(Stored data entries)

· · ·

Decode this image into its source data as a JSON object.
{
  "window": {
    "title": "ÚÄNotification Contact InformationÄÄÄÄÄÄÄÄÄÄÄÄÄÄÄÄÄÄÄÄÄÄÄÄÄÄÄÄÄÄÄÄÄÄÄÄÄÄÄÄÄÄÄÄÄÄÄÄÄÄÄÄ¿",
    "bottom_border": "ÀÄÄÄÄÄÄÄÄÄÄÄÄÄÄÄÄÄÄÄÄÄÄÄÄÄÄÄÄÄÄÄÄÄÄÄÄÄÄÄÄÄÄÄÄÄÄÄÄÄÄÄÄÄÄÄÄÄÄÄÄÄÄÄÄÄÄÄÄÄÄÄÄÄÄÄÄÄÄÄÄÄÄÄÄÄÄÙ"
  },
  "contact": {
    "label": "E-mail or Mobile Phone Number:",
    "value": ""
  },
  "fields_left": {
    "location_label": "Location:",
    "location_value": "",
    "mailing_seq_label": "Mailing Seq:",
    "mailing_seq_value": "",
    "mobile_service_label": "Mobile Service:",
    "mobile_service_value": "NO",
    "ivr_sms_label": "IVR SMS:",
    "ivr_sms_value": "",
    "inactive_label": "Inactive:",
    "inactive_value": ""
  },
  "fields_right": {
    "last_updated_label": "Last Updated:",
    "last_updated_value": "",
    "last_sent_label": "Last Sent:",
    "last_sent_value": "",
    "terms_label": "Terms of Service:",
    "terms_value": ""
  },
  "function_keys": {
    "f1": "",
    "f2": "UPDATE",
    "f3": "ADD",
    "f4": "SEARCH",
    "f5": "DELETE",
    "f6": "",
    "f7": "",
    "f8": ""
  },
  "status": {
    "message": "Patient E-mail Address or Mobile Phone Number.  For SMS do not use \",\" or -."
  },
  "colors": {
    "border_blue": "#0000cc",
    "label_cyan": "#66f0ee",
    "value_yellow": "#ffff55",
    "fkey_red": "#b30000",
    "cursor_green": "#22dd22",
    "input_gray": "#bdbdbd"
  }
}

· · ·

Requirement - Make an exact copy of every entry.

Task output -
Decode this image into its source data as a JSON object.
{
  "window": {
    "title": "ÚÄNotification Contact InformationÄÄÄÄÄÄÄÄÄÄÄÄÄÄÄÄÄÄÄÄÄÄÄÄÄÄÄÄÄÄÄÄÄÄÄÄÄÄÄÄÄÄÄÄÄÄÄÄÄÄÄÄ¿",
    "bottom_border": "ÀÄÄÄÄÄÄÄÄÄÄÄÄÄÄÄÄÄÄÄÄÄÄÄÄÄÄÄÄÄÄÄÄÄÄÄÄÄÄÄÄÄÄÄÄÄÄÄÄÄÄÄÄÄÄÄÄÄÄÄÄÄÄÄÄÄÄÄÄÄÄÄÄÄÄÄÄÄÄÄÄÄÄÄÄÄÄÙ"
  },
  "contact": {
    "label": "E-mail or Mobile Phone Number:",
    "value": ""
  },
  "fields_left": {
    "location_label": "Location:",
    "location_value": "",
    "mailing_seq_label": "Mailing Seq:",
    "mailing_seq_value": "",
    "mobile_service_label": "Mobile Service:",
    "mobile_service_value": "NO",
    "ivr_sms_label": "IVR SMS:",
    "ivr_sms_value": "",
    "inactive_label": "Inactive:",
    "inactive_value": ""
  },
  "fields_right": {
    "last_updated_label": "Last Updated:",
    "last_updated_value": "",
    "last_sent_label": "Last Sent:",
    "last_sent_value": "",
    "terms_label": "Terms of Service:",
    "terms_value": ""
  },
  "function_keys": {
    "f1": "",
    "f2": "UPDATE",
    "f3": "ADD",
    "f4": "SEARCH",
    "f5": "DELETE",
    "f6": "",
    "f7": "",
    "f8": ""
  },
  "status": {
    "message": "Patient E-mail Address or Mobile Phone Number.  For SMS do not use \",\" or -."
  },
  "colors": {
    "border_blue": "#0000cc",
    "label_cyan": "#66f0ee",
    "value_yellow": "#ffff55",
    "fkey_red": "#b30000",
    "cursor_green": "#22dd22",
    "input_gray": "#bdbdbd"
  }
}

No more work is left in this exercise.